Data records:
- - - - - - -
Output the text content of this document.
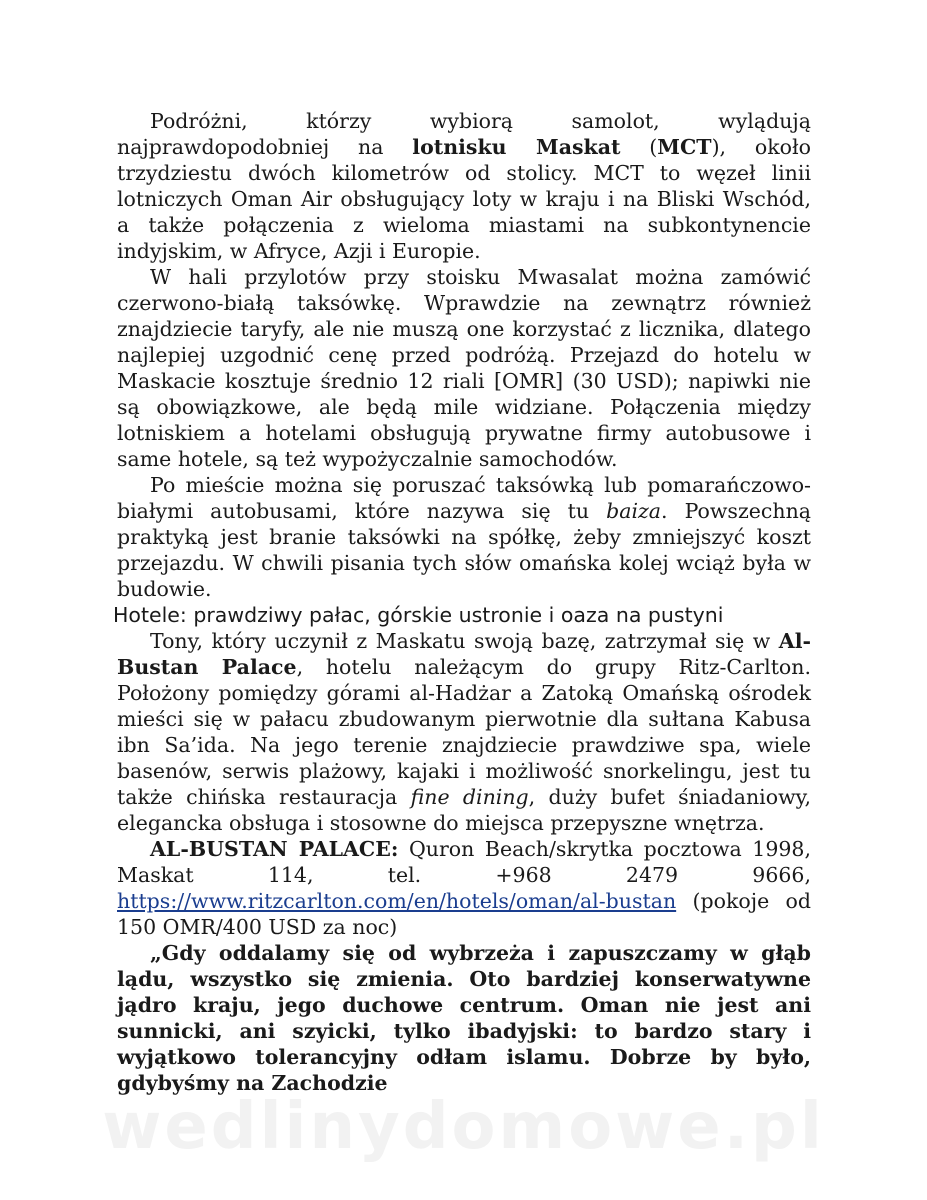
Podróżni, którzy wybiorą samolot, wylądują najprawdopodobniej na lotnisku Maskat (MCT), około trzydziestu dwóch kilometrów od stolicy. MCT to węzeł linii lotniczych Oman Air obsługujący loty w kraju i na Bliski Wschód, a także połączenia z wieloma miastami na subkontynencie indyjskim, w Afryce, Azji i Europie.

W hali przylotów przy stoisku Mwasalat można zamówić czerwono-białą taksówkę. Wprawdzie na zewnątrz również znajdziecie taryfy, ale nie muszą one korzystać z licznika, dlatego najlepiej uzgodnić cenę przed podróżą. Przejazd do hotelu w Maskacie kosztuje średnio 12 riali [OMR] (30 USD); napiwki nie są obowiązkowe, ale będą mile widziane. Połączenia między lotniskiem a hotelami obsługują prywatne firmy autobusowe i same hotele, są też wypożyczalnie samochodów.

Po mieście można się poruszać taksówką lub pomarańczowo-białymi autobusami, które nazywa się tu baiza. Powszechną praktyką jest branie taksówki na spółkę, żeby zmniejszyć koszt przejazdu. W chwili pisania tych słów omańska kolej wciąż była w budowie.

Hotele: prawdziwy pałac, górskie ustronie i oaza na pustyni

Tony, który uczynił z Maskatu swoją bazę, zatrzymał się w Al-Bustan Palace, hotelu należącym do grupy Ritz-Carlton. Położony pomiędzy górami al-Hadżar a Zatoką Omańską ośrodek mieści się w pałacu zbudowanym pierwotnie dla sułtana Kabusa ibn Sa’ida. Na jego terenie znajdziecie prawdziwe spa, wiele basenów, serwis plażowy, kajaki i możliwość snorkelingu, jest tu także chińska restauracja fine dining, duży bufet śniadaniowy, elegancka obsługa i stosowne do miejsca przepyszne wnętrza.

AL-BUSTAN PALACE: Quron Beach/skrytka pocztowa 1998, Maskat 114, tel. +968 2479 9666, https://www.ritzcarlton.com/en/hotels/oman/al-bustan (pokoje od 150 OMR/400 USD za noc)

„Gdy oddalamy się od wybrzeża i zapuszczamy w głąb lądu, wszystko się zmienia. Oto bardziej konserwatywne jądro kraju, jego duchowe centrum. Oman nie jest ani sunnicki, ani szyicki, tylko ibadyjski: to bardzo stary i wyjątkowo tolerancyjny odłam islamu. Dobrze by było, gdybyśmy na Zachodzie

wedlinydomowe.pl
- - - - - - -
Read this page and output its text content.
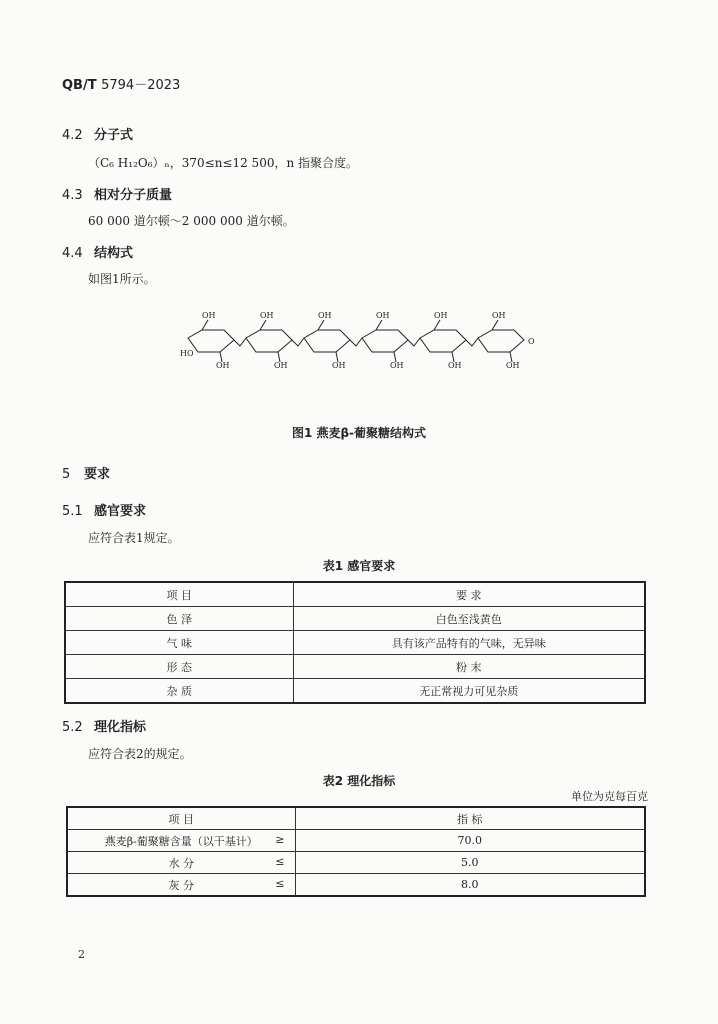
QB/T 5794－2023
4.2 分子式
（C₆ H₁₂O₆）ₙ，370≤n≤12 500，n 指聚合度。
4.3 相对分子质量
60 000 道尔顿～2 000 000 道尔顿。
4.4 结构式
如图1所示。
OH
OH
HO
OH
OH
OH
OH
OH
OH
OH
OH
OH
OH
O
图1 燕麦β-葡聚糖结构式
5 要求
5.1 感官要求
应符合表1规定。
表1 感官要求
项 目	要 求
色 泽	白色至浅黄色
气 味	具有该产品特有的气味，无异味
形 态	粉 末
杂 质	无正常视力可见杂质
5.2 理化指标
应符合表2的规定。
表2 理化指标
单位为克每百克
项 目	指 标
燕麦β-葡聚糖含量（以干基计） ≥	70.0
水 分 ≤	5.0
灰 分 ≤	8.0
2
- - - - - - -
(STATED TASK) Filter the listing above for the string "także" and copy every matching line.

(THE REPLY)
Podróżni, którzy wybiorą samolot, wylądują najprawdopodobniej na lotnisku Maskat (MCT), około trzydziestu dwóch kilometrów od stolicy. MCT to węzeł linii lotniczych Oman Air obsługujący loty w kraju i na Bliski Wschód, a także połączenia z wieloma miastami na subkontynencie indyjskim, w Afryce, Azji i Europie.
Tony, który uczynił z Maskatu swoją bazę, zatrzymał się w Al-Bustan Palace, hotelu należącym do grupy Ritz-Carlton. Położony pomiędzy górami al-Hadżar a Zatoką Omańską ośrodek mieści się w pałacu zbudowanym pierwotnie dla sułtana Kabusa ibn Sa’ida. Na jego terenie znajdziecie prawdziwe spa, wiele basenów, serwis plażowy, kajaki i możliwość snorkelingu, jest tu także chińska restauracja fine dining, duży bufet śniadaniowy, elegancka obsługa i stosowne do miejsca przepyszne wnętrza.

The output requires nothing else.